**PROBLEM DETAILS**.
Within the material below, find each line bearing the word "square" and present it.

**TASK INPUT**.
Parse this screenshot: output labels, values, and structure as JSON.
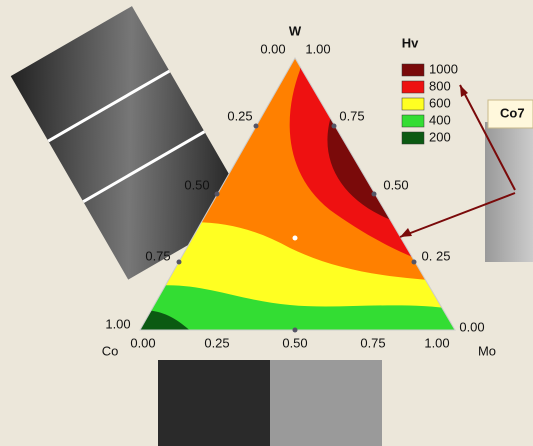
{
  "figure": {
    "vertex_labels": {
      "top": "W",
      "left": "Co",
      "right": "Mo"
    },
    "top_ticks": [
      "0.00",
      "1.00"
    ],
    "left_ticks": [
      "0.25",
      "0.50",
      "0.75",
      "1.00"
    ],
    "right_ticks": [
      "0.75",
      "0.50",
      "0. 25",
      "0.00"
    ],
    "bottom_ticks": [
      "0.00",
      "0.25",
      "0.50",
      "0.75",
      "1.00"
    ]
  },
  "legend": {
    "title": "Hv",
    "items": [
      {
        "label": "1000",
        "color": "#7a0a0a"
      },
      {
        "label": "800",
        "color": "#ee1111"
      },
      {
        "label": "600",
        "color": "#ffff22"
      },
      {
        "label": "400",
        "color": "#33dd33"
      },
      {
        "label": "200",
        "color": "#0b5a12"
      }
    ]
  },
  "callout": "Co7"
}
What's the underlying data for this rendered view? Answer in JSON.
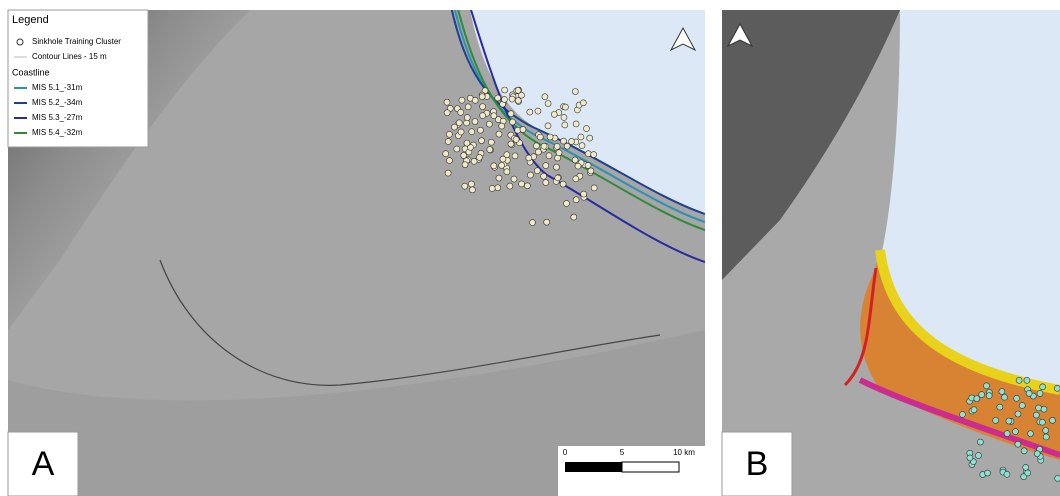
{
  "panel_a": {
    "label": "A",
    "legend": {
      "title": "Legend",
      "items": [
        {
          "label": "Sinkhole Training Cluster"
        },
        {
          "label": "Contour Lines - 15 m"
        }
      ],
      "coastline_title": "Coastline",
      "coastlines": [
        {
          "label": "MIS 5.1_-31m",
          "color": "#2a93b0"
        },
        {
          "label": "MIS 5.2_-34m",
          "color": "#1f3f8f"
        },
        {
          "label": "MIS 5.3_-27m",
          "color": "#2a2aa0"
        },
        {
          "label": "MIS 5.4_-32m",
          "color": "#2e8b3a"
        }
      ]
    },
    "scale_bar": {
      "labels": [
        "0",
        "5",
        "10 km"
      ]
    }
  },
  "panel_b": {
    "label": "B"
  }
}
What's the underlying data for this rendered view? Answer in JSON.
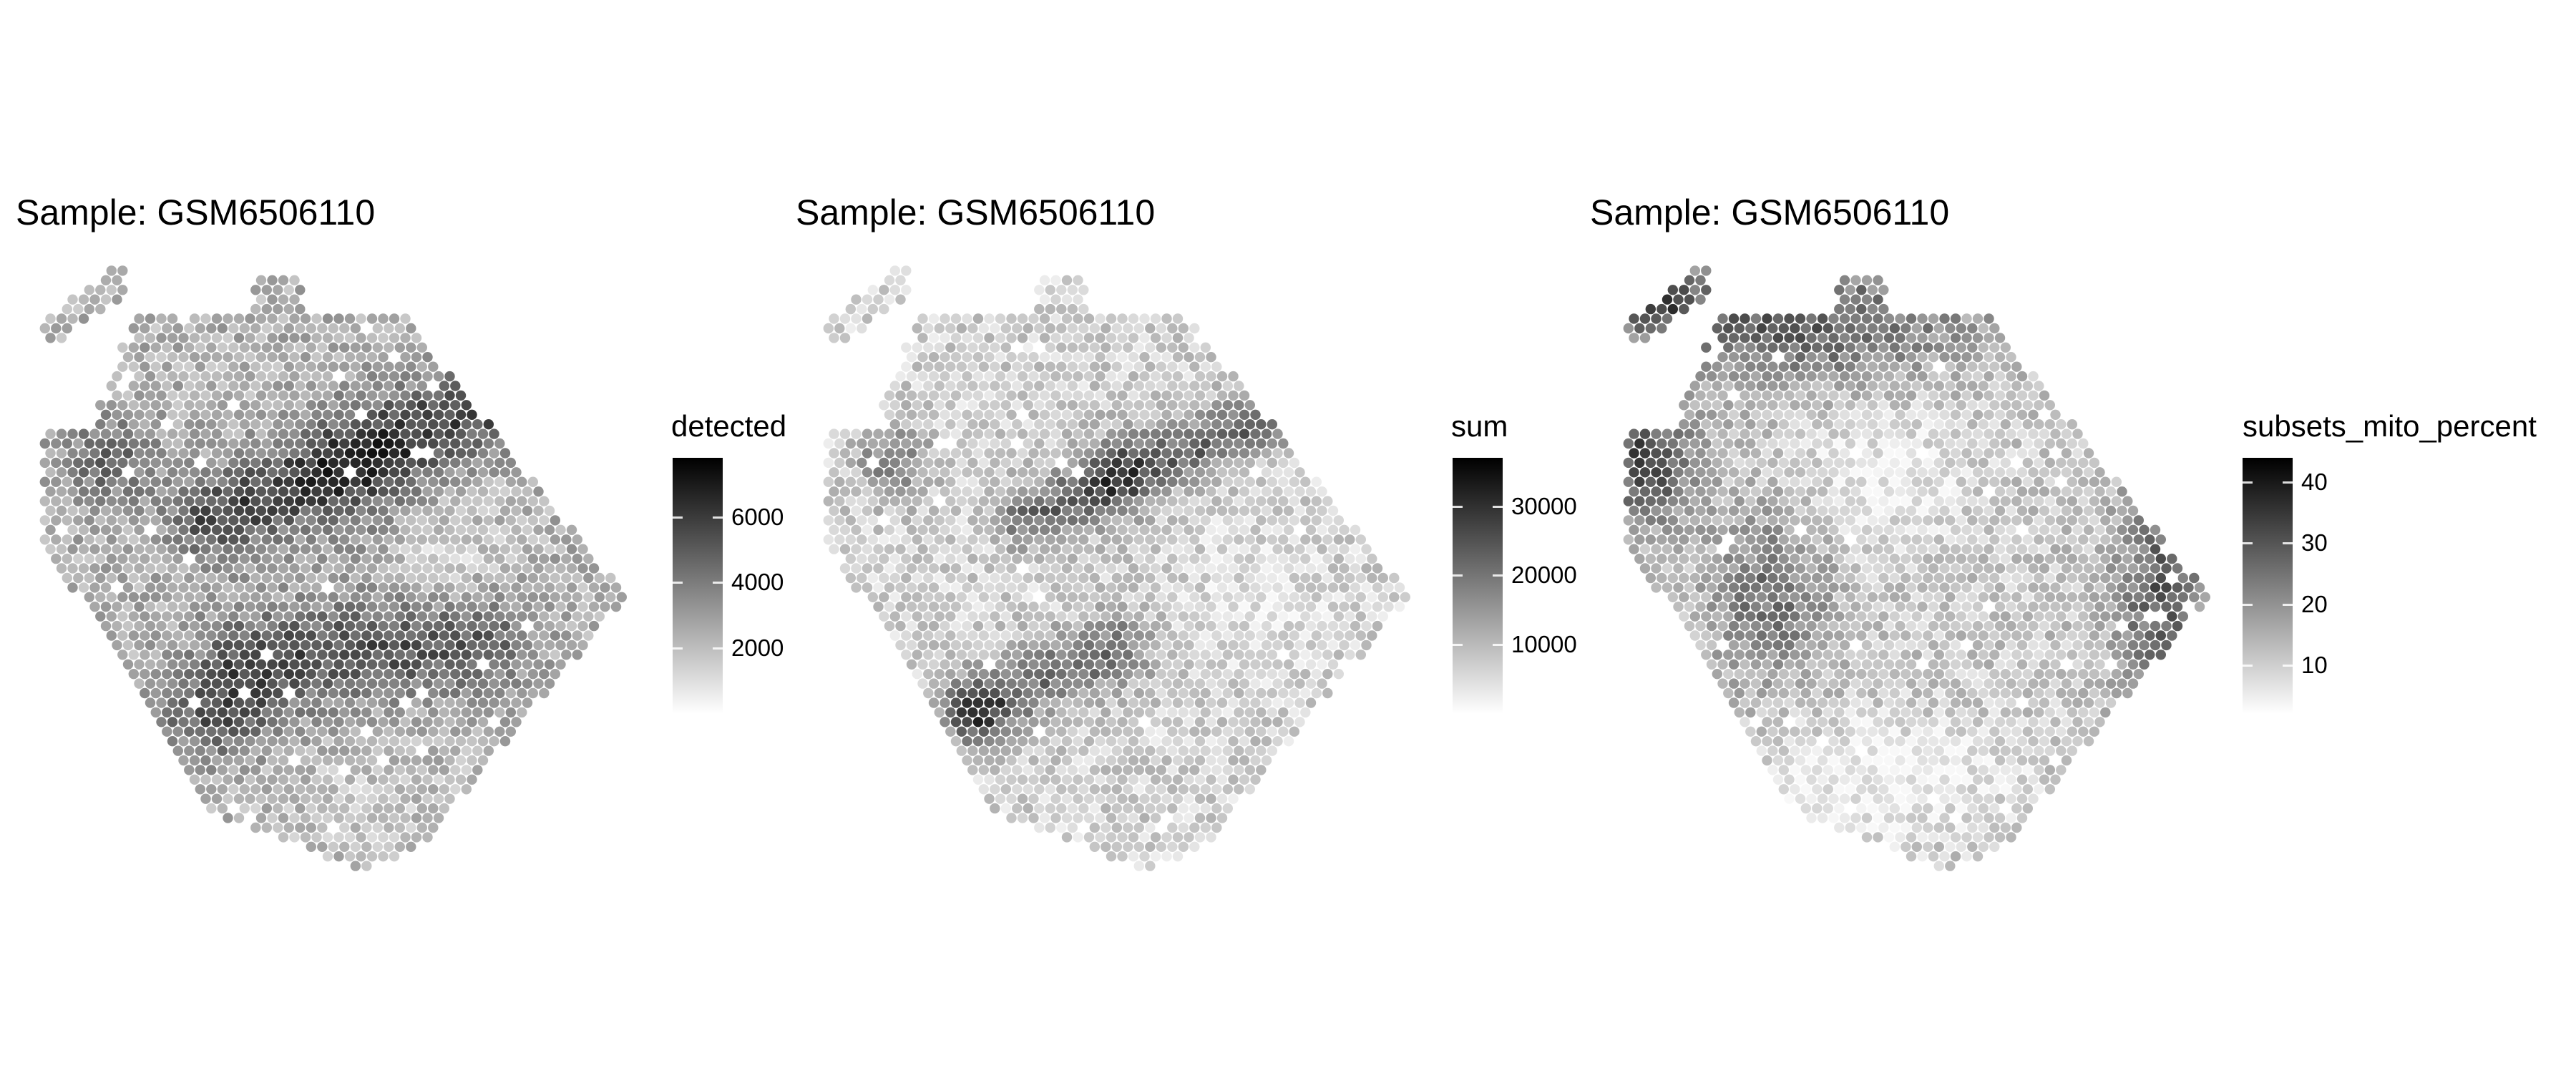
{
  "chart_data": [
    {
      "type": "scatter",
      "title": "Sample: GSM6506110",
      "legend_title": "detected",
      "color_range": [
        0,
        7800
      ],
      "legend_ticks": [
        2000,
        4000,
        6000
      ],
      "colors": {
        "low": "#ffffff",
        "high": "#000000"
      },
      "legend_placement": "right",
      "grid": false
    },
    {
      "type": "scatter",
      "title": "Sample: GSM6506110",
      "legend_title": "sum",
      "color_range": [
        0,
        37000
      ],
      "legend_ticks": [
        10000,
        20000,
        30000
      ],
      "colors": {
        "low": "#ffffff",
        "high": "#000000"
      },
      "legend_placement": "right",
      "grid": false
    },
    {
      "type": "scatter",
      "title": "Sample: GSM6506110",
      "legend_title": "subsets_mito_percent",
      "color_range": [
        2,
        44
      ],
      "legend_ticks": [
        10,
        20,
        30,
        40
      ],
      "colors": {
        "low": "#ffffff",
        "high": "#000000"
      },
      "legend_placement": "right",
      "grid": false
    }
  ]
}
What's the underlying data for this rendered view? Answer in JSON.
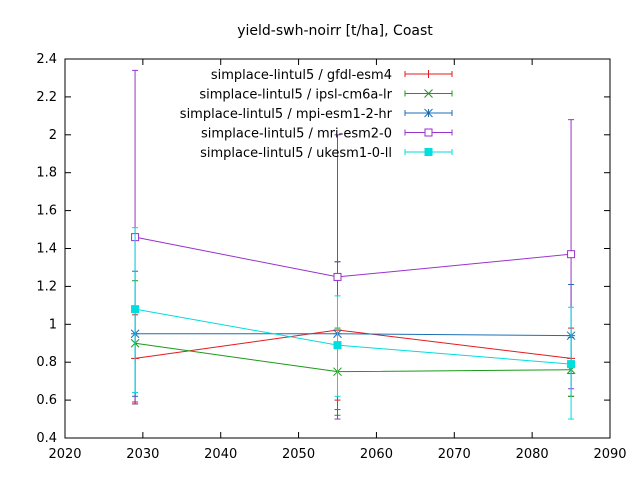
{
  "chart_data": {
    "type": "line",
    "title": "yield-swh-noirr [t/ha], Coast",
    "xlabel": "",
    "ylabel": "",
    "xlim": [
      2020,
      2090
    ],
    "ylim": [
      0.4,
      2.4
    ],
    "x_ticks": [
      2020,
      2030,
      2040,
      2050,
      2060,
      2070,
      2080,
      2090
    ],
    "y_ticks": [
      0.4,
      0.6,
      0.8,
      1,
      1.2,
      1.4,
      1.6,
      1.8,
      2,
      2.2,
      2.4
    ],
    "x_tick_labels": [
      "2020",
      "2030",
      "2040",
      "2050",
      "2060",
      "2070",
      "2080",
      "2090"
    ],
    "y_tick_labels": [
      "0.4",
      "0.6",
      "0.8",
      "1",
      "1.2",
      "1.4",
      "1.6",
      "1.8",
      "2",
      "2.2",
      "2.4"
    ],
    "grid": false,
    "legend_position": "top-right",
    "x": [
      2029,
      2055,
      2085
    ],
    "series": [
      {
        "name": "simplace-lintul5 / gfdl-esm4",
        "color": "#e41a1c",
        "marker": "plus",
        "values": [
          0.82,
          0.97,
          0.82
        ],
        "err_low": [
          0.59,
          0.6,
          0.62
        ],
        "err_high": [
          1.05,
          1.33,
          0.98
        ]
      },
      {
        "name": "simplace-lintul5 / ipsl-cm6a-lr",
        "color": "#1a9a1a",
        "marker": "x",
        "values": [
          0.9,
          0.75,
          0.76
        ],
        "err_low": [
          0.58,
          0.52,
          0.62
        ],
        "err_high": [
          1.23,
          0.98,
          0.93
        ]
      },
      {
        "name": "simplace-lintul5 / mpi-esm1-2-hr",
        "color": "#1a6fb4",
        "marker": "star",
        "values": [
          0.95,
          0.95,
          0.94
        ],
        "err_low": [
          0.62,
          0.55,
          0.74
        ],
        "err_high": [
          1.28,
          1.33,
          1.21
        ]
      },
      {
        "name": "simplace-lintul5 / mri-esm2-0",
        "color": "#9932cc",
        "marker": "open-square",
        "values": [
          1.46,
          1.25,
          1.37
        ],
        "err_low": [
          0.58,
          0.5,
          0.66
        ],
        "err_high": [
          2.34,
          2.0,
          2.08
        ]
      },
      {
        "name": "simplace-lintul5 / ukesm1-0-ll",
        "color": "#00dede",
        "marker": "filled-square",
        "values": [
          1.08,
          0.89,
          0.79
        ],
        "err_low": [
          0.64,
          0.62,
          0.5
        ],
        "err_high": [
          1.51,
          1.15,
          1.09
        ]
      }
    ]
  }
}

**RESULT OF THE TASK**.
        "marker": "open-square",
        "marker": "filled-square",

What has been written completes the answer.